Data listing
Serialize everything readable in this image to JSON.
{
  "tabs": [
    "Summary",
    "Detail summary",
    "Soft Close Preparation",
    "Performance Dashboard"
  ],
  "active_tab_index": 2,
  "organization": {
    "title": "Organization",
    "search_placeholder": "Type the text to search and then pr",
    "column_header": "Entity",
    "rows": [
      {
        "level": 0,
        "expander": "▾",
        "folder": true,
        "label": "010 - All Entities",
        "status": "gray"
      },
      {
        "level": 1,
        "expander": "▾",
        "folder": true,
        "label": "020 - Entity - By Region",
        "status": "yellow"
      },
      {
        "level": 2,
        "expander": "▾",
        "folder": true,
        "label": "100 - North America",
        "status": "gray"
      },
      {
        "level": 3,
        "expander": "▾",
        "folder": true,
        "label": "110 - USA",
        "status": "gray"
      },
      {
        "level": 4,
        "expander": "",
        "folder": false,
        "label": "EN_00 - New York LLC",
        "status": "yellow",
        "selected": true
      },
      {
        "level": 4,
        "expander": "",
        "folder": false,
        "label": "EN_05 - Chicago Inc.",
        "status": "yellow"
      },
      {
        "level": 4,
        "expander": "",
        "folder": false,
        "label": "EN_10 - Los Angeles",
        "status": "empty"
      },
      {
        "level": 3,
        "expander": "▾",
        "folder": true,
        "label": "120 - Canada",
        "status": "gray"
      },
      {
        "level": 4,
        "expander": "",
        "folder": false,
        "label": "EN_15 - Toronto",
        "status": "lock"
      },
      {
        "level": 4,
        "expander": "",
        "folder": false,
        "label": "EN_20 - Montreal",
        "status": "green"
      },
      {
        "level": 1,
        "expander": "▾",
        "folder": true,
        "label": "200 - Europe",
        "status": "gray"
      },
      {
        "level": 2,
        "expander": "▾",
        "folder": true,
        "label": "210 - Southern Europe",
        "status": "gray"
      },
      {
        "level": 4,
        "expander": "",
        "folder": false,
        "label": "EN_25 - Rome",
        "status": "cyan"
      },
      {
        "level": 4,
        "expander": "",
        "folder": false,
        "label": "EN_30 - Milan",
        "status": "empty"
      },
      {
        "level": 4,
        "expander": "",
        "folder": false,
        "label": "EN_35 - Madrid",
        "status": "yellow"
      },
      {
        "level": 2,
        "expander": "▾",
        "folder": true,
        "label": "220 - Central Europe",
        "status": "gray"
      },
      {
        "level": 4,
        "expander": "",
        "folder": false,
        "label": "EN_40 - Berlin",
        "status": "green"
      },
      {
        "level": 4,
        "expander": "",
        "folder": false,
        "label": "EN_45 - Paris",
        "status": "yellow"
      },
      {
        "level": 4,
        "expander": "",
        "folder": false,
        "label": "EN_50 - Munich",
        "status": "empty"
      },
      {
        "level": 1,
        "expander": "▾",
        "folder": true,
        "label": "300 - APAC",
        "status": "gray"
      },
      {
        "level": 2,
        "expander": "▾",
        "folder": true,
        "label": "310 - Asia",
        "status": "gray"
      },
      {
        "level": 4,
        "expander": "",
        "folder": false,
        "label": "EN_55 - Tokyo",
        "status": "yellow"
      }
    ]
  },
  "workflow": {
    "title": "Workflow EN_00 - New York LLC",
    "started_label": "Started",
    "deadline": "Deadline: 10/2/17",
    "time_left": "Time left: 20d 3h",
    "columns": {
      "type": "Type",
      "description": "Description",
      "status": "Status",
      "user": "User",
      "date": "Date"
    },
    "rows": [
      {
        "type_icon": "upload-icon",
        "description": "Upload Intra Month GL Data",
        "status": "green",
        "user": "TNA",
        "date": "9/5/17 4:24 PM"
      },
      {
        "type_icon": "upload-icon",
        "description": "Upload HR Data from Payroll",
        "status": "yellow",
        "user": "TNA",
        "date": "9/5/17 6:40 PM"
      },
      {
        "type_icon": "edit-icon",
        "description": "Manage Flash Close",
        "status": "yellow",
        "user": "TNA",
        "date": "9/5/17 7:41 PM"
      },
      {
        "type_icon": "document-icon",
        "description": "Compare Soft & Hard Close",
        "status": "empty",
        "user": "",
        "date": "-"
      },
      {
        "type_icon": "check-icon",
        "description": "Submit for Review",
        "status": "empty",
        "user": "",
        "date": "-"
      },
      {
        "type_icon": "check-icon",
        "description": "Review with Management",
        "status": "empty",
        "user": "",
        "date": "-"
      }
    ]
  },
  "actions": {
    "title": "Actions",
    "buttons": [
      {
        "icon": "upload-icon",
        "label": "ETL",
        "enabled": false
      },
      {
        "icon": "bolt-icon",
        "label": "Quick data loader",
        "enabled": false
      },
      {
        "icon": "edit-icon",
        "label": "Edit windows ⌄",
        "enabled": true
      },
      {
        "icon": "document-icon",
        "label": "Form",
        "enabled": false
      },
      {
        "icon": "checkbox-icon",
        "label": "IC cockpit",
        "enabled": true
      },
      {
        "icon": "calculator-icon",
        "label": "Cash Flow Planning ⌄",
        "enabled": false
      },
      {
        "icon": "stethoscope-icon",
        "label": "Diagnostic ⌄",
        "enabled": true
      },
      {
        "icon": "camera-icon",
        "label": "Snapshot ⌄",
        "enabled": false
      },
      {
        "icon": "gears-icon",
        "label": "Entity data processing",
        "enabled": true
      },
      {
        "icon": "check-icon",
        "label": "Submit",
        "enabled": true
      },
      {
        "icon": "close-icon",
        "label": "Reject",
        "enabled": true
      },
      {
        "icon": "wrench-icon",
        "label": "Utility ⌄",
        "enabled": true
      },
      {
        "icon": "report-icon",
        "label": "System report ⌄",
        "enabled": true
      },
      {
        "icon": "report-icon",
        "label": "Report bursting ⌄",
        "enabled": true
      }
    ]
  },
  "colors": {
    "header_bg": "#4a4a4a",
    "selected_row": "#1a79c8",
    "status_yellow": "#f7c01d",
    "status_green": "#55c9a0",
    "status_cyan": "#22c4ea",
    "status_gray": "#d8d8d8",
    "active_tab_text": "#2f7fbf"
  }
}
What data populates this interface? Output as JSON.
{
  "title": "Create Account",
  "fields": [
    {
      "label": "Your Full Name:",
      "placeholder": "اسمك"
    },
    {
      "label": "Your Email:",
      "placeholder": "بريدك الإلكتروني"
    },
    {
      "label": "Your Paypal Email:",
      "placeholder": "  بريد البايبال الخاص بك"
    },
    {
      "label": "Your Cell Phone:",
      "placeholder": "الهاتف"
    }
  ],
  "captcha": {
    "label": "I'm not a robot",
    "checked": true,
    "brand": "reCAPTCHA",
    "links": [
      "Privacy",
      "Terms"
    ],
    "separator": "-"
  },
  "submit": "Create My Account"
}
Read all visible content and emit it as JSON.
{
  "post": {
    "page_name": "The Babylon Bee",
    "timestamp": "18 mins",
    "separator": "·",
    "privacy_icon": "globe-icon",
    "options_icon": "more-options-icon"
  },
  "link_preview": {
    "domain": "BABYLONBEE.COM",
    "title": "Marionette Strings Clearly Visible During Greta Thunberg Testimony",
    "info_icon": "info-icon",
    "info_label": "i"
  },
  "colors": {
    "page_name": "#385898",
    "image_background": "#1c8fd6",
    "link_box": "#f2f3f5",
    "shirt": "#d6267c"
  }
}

■ WHAT YOU HAVE TO DO
Go through the records above and retype each one exactly.

■ WRITTEN REPLY
Serialize everything readable in this image to JSON.
{
  "tabs": [
    "Summary",
    "Detail summary",
    "Soft Close Preparation",
    "Performance Dashboard"
  ],
  "active_tab_index": 2,
  "organization": {
    "title": "Organization",
    "search_placeholder": "Type the text to search and then pr",
    "column_header": "Entity",
    "rows": [
      {
        "level": 0,
        "expander": "▾",
        "folder": true,
        "label": "010 - All Entities",
        "status": "gray"
      },
      {
        "level": 1,
        "expander": "▾",
        "folder": true,
        "label": "020 - Entity - By Region",
        "status": "yellow"
      },
      {
        "level": 2,
        "expander": "▾",
        "folder": true,
        "label": "100 - North America",
        "status": "gray"
      },
      {
        "level": 3,
        "expander": "▾",
        "folder": true,
        "label": "110 - USA",
        "status": "gray"
      },
      {
        "level": 4,
        "expander": "",
        "folder": false,
        "label": "EN_00 - New York LLC",
        "status": "yellow",
        "selected": true
      },
      {
        "level": 4,
        "expander": "",
        "folder": false,
        "label": "EN_05 - Chicago Inc.",
        "status": "yellow"
      },
      {
        "level": 4,
        "expander": "",
        "folder": false,
        "label": "EN_10 - Los Angeles",
        "status": "empty"
      },
      {
        "level": 3,
        "expander": "▾",
        "folder": true,
        "label": "120 - Canada",
        "status": "gray"
      },
      {
        "level": 4,
        "expander": "",
        "folder": false,
        "label": "EN_15 - Toronto",
        "status": "lock"
      },
      {
        "level": 4,
        "expander": "",
        "folder": false,
        "label": "EN_20 - Montreal",
        "status": "green"
      },
      {
        "level": 1,
        "expander": "▾",
        "folder": true,
        "label": "200 - Europe",
        "status": "gray"
      },
      {
        "level": 2,
        "expander": "▾",
        "folder": true,
        "label": "210 - Southern Europe",
        "status": "gray"
      },
      {
        "level": 4,
        "expander": "",
        "folder": false,
        "label": "EN_25 - Rome",
        "status": "cyan"
      },
      {
        "level": 4,
        "expander": "",
        "folder": false,
        "label": "EN_30 - Milan",
        "status": "empty"
      },
      {
        "level": 4,
        "expander": "",
        "folder": false,
        "label": "EN_35 - Madrid",
        "status": "yellow"
      },
      {
        "level": 2,
        "expander": "▾",
        "folder": true,
        "label": "220 - Central Europe",
        "status": "gray"
      },
      {
        "level": 4,
        "expander": "",
        "folder": false,
        "label": "EN_40 - Berlin",
        "status": "green"
      },
      {
        "level": 4,
        "expander": "",
        "folder": false,
        "label": "EN_45 - Paris",
        "status": "yellow"
      },
      {
        "level": 4,
        "expander": "",
        "folder": false,
        "label": "EN_50 - Munich",
        "status": "empty"
      },
      {
        "level": 1,
        "expander": "▾",
        "folder": true,
        "label": "300 - APAC",
        "status": "gray"
      },
      {
        "level": 2,
        "expander": "▾",
        "folder": true,
        "label": "310 - Asia",
        "status": "gray"
      },
      {
        "level": 4,
        "expander": "",
        "folder": false,
        "label": "EN_55 - Tokyo",
        "status": "yellow"
      }
    ]
  },
  "workflow": {
    "title": "Workflow EN_00 - New York LLC",
    "started_label": "Started",
    "deadline": "Deadline: 10/2/17",
    "time_left": "Time left: 20d 3h",
    "columns": {
      "type": "Type",
      "description": "Description",
      "status": "Status",
      "user": "User",
      "date": "Date"
    },
    "rows": [
      {
        "type_icon": "upload-icon",
        "description": "Upload Intra Month GL Data",
        "status": "green",
        "user": "TNA",
        "date": "9/5/17 4:24 PM"
      },
      {
        "type_icon": "upload-icon",
        "description": "Upload HR Data from Payroll",
        "status": "yellow",
        "user": "TNA",
        "date": "9/5/17 6:40 PM"
      },
      {
        "type_icon": "edit-icon",
        "description": "Manage Flash Close",
        "status": "yellow",
        "user": "TNA",
        "date": "9/5/17 7:41 PM"
      },
      {
        "type_icon": "document-icon",
        "description": "Compare Soft & Hard Close",
        "status": "empty",
        "user": "",
        "date": "-"
      },
      {
        "type_icon": "check-icon",
        "description": "Submit for Review",
        "status": "empty",
        "user": "",
        "date": "-"
      },
      {
        "type_icon": "check-icon",
        "description": "Review with Management",
        "status": "empty",
        "user": "",
        "date": "-"
      }
    ]
  },
  "actions": {
    "title": "Actions",
    "buttons": [
      {
        "icon": "upload-icon",
        "label": "ETL",
        "enabled": false
      },
      {
        "icon": "bolt-icon",
        "label": "Quick data loader",
        "enabled": false
      },
      {
        "icon": "edit-icon",
        "label": "Edit windows ⌄",
        "enabled": true
      },
      {
        "icon": "document-icon",
        "label": "Form",
        "enabled": false
      },
      {
        "icon": "checkbox-icon",
        "label": "IC cockpit",
        "enabled": true
      },
      {
        "icon": "calculator-icon",
        "label": "Cash Flow Planning ⌄",
        "enabled": false
      },
      {
        "icon": "stethoscope-icon",
        "label": "Diagnostic ⌄",
        "enabled": true
      },
      {
        "icon": "camera-icon",
        "label": "Snapshot ⌄",
        "enabled": false
      },
      {
        "icon": "gears-icon",
        "label": "Entity data processing",
        "enabled": true
      },
      {
        "icon": "check-icon",
        "label": "Submit",
        "enabled": true
      },
      {
        "icon": "close-icon",
        "label": "Reject",
        "enabled": true
      },
      {
        "icon": "wrench-icon",
        "label": "Utility ⌄",
        "enabled": true
      },
      {
        "icon": "report-icon",
        "label": "System report ⌄",
        "enabled": true
      },
      {
        "icon": "report-icon",
        "label": "Report bursting ⌄",
        "enabled": true
      }
    ]
  },
  "colors": {
    "header_bg": "#4a4a4a",
    "selected_row": "#1a79c8",
    "status_yellow": "#f7c01d",
    "status_green": "#55c9a0",
    "status_cyan": "#22c4ea",
    "status_gray": "#d8d8d8",
    "active_tab_text": "#2f7fbf"
  }
}
What data populates this interface? Output as JSON.
{
  "title": "Create Account",
  "fields": [
    {
      "label": "Your Full Name:",
      "placeholder": "اسمك"
    },
    {
      "label": "Your Email:",
      "placeholder": "بريدك الإلكتروني"
    },
    {
      "label": "Your Paypal Email:",
      "placeholder": "  بريد البايبال الخاص بك"
    },
    {
      "label": "Your Cell Phone:",
      "placeholder": "الهاتف"
    }
  ],
  "captcha": {
    "label": "I'm not a robot",
    "checked": true,
    "brand": "reCAPTCHA",
    "links": [
      "Privacy",
      "Terms"
    ],
    "separator": "-"
  },
  "submit": "Create My Account"
}
Read all visible content and emit it as JSON.
{
  "post": {
    "page_name": "The Babylon Bee",
    "timestamp": "18 mins",
    "separator": "·",
    "privacy_icon": "globe-icon",
    "options_icon": "more-options-icon"
  },
  "link_preview": {
    "domain": "BABYLONBEE.COM",
    "title": "Marionette Strings Clearly Visible During Greta Thunberg Testimony",
    "info_icon": "info-icon",
    "info_label": "i"
  },
  "colors": {
    "page_name": "#385898",
    "image_background": "#1c8fd6",
    "link_box": "#f2f3f5",
    "shirt": "#d6267c"
  }
}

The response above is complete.